- _Page extract_
begin

The method evolved by Dr. Bell to get this kite into the air was unique in itself. First he placed the huge structure on a flatbottomed, scowlike boat known as a catamaran, and then Selfridge climbed into the narrow niche which was the operator’s place. A line was thrown from the catamaran— called the Ugly Duckling—to the steamer Blue Hill which was to do the towing. The line was attached firmly to a block on the steamer and to a point on the front of the kite which had been named the Cygnet. Away went the steamer, heading into the wind; while Selfridge, making his second attempt to leave Mother Earth, waited for the jerk which would tell him he had risen from the Ugly Duckling’s deck.
At a speed of little more than twelve miles an hour, the Cygnet took to the air like a bird, and in a few seconds had soared to a height of 168 feet. There it floated, while spectators both on shore and on the Blue Hill gasped with amazement to think
that a man, even as one of them, was riding in the queer looking contraption.
Selfridge, cooped up in his small compartment of silk, was to undergo in the next few minutes, however, a terrifying experience. Unable to see the water, he failed to observe that he was gradually floating lower. A sailor with an axe had been stationed beside the block to which was fastened the tow rope on the Blue Hill, with orders to cut the rope in an emergency, but so engrossed did he become in the flight that he forgot all about his orders. Finally the Cygnet reached the water, but now was entirely obscured from the view of those on the Blue Hill by the heavy smoke coming from the steamer. The ship raced on, dragging the fragile Cygnet through the choppy water, tearing it to pieces and leaving Selfridge struggling to extricate himself from the folds of silk which hampered his efforts to escape drowning.
Orders, shouts and exclamations of dismay rang out aboard the Blue Hill, but when finally the rope was cut and a small boat set out to rescue Selfridge, the plucky young air pioneer had worked himself away from the wreckage and was swimming around, waiting to be picked up. The water in the immediate vicinity was littered with the demolished fragments of what had been a soaring bird a few minutes before, and it was so badly demolished that no attempt to repair it was made. Selfridge was uninjured and his iron nerves were unshaken by his experience, the first of a long line of similar accidents which were the lot of the four younger members of the association in their efforts to conquer the air. No further attempts to fly this type of kite were made until late in the spring of 1909, and at that time little more success was achieved, possibly because interest was centred in the flying machines which had been successfully
Another peculiar structure which flew was a ring kite, although no model large enough to carry a man was made. Nothing more aptly describes this kite than its name, but in flight it looked like a huge automobile inner tube. It was twelve feet in diameter, and had a small rudder or tail. Several times the ring kite was sent up, and it flew fairly steadily and at high altitude. It finally came to grief when it crashed on its side, much the same as the ordinary boy’s kite has a habit of doing. This was only one of a large number of kites invented by Dr. Bell, and much of the information gleaned from their construction went into the building of the first airplanes.

end

- _Data lines_

begin

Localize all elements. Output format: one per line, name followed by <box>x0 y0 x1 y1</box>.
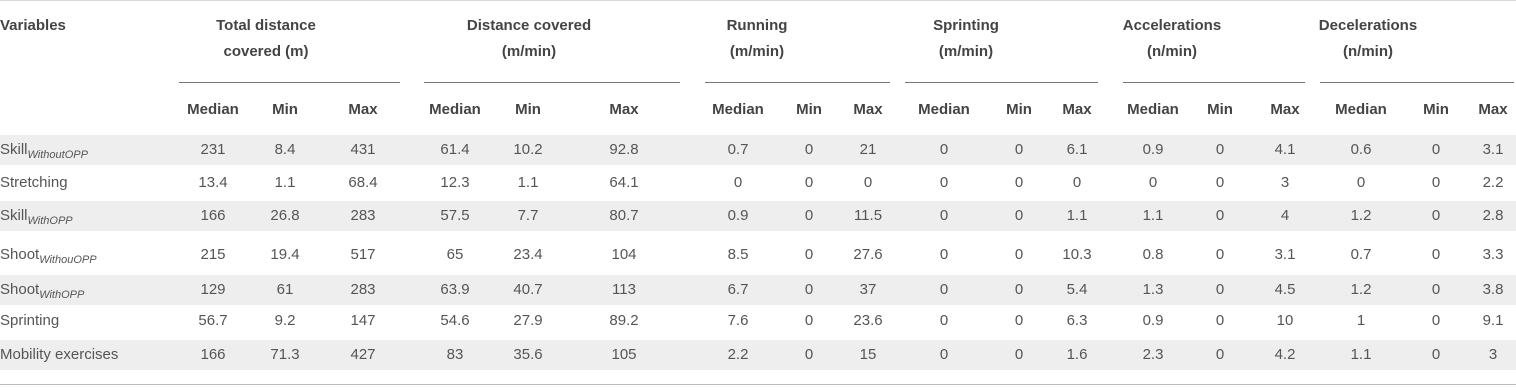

end

- _Written problem_
Please copy word for word the section of the account of Bell's kites that opens with the words "At a speed of" and closes with "queer looking contraption.". Answer from the account of Bell's kites alone, not from the listing.

- _The result_
At a speed of little more than twelve miles an hour, the Cygnet took to the air like a bird, and in a few seconds had soared to a height of 168 feet. There it floated, while spectators both on shore and on the Blue Hill gasped with amazement to think
that a man, even as one of them, was riding in the queer looking contraption.